→ JOB
Track down each line that has the word "enligt" and copy it.

→ PROVIDED RECORDS
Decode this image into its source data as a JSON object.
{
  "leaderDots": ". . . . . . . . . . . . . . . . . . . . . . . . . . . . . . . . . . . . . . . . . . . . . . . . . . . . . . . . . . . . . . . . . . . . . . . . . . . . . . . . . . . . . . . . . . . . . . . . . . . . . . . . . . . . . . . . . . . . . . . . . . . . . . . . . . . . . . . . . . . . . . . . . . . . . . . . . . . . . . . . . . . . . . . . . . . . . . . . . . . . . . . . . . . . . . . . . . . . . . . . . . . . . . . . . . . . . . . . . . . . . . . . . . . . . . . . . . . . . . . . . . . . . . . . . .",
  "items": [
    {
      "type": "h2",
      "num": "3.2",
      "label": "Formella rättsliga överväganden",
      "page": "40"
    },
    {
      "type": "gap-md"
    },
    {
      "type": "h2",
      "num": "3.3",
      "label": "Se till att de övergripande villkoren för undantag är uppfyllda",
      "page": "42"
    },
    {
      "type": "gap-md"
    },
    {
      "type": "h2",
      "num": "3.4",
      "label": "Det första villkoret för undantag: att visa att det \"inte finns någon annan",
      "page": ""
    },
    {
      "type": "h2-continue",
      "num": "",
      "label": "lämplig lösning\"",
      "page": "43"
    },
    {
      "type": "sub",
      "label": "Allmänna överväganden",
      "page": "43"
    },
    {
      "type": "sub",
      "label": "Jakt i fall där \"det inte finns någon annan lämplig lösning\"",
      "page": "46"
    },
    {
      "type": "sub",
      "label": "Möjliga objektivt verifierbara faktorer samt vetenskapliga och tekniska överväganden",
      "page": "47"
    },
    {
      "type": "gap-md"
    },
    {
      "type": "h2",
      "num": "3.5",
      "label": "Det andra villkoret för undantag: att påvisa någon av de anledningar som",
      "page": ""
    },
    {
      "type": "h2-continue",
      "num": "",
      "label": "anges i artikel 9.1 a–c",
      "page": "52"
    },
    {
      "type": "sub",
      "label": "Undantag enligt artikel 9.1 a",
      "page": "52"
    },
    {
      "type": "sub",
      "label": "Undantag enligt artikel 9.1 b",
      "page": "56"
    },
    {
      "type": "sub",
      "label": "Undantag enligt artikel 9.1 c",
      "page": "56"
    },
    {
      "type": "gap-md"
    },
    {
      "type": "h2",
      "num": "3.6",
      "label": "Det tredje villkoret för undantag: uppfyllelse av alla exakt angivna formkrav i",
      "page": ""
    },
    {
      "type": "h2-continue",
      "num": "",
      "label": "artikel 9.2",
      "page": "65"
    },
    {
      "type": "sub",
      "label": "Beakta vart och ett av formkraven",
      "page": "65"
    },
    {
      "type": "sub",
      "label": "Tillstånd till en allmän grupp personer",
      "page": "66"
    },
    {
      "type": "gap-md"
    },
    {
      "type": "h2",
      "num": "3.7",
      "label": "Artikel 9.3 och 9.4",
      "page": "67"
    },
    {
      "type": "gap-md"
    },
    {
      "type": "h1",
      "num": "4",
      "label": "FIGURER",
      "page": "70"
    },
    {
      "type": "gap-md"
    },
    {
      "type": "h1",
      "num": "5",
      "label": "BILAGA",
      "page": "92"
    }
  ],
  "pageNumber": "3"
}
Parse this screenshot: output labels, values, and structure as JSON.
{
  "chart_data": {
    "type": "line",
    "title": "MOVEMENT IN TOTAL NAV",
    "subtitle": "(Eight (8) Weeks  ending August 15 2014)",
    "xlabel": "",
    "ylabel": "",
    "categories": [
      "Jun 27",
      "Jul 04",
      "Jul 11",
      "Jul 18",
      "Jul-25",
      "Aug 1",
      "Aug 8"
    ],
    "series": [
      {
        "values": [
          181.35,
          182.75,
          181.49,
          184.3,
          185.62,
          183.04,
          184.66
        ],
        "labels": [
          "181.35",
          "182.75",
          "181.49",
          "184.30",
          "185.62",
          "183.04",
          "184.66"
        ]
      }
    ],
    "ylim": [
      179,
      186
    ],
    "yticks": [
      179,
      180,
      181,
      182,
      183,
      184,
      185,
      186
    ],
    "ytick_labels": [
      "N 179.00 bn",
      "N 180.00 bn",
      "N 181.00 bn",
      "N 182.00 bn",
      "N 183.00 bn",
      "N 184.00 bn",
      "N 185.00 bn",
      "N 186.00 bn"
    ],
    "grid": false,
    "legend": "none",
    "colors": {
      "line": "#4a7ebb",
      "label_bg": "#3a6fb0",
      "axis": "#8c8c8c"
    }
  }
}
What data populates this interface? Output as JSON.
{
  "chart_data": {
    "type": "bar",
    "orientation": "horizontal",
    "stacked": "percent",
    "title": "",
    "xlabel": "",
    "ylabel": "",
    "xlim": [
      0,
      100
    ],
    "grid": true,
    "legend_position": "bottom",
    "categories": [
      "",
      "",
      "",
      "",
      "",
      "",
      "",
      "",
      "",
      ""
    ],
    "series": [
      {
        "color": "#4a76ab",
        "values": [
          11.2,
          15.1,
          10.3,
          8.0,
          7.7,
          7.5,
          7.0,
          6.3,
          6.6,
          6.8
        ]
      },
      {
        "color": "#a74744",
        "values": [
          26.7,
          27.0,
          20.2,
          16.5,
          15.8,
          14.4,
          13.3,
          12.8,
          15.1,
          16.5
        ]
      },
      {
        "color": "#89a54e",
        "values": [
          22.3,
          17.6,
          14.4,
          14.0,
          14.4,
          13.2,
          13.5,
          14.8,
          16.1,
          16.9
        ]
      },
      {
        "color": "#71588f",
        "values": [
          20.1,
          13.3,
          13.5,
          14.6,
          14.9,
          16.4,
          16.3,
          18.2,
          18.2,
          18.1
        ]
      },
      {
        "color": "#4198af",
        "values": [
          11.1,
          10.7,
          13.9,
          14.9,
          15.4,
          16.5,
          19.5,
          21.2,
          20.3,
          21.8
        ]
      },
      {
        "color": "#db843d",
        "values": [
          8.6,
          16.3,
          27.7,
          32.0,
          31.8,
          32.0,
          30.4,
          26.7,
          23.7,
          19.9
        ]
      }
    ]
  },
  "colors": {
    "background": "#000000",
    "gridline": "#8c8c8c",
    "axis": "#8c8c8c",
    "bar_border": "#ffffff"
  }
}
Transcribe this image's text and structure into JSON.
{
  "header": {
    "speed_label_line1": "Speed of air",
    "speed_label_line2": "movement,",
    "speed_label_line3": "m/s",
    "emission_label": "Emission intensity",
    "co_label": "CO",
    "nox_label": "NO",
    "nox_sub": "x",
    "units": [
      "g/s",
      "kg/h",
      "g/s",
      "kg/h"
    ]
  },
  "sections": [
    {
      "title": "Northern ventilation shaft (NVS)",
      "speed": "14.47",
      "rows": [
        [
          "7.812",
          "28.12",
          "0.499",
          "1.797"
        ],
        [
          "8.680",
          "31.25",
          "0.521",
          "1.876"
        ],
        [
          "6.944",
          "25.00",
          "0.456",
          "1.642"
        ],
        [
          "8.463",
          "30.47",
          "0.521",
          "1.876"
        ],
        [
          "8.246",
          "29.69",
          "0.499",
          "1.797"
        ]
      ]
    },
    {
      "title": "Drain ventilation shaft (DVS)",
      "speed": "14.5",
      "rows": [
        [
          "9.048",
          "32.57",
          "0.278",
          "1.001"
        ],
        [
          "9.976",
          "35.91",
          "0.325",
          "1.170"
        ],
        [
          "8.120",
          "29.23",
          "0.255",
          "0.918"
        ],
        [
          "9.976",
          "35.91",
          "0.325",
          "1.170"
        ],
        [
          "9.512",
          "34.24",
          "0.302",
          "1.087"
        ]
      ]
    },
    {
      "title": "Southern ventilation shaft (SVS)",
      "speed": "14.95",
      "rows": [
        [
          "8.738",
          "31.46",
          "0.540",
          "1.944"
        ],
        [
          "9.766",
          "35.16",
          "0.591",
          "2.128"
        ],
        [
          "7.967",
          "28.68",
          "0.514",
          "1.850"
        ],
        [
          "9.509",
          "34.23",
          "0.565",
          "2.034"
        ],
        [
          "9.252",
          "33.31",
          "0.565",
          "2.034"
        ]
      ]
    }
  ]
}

→ ANSWER IN FULL
      "label": "Undantag enligt artikel 9.1 a",
      "label": "Undantag enligt artikel 9.1 b",
      "label": "Undantag enligt artikel 9.1 c",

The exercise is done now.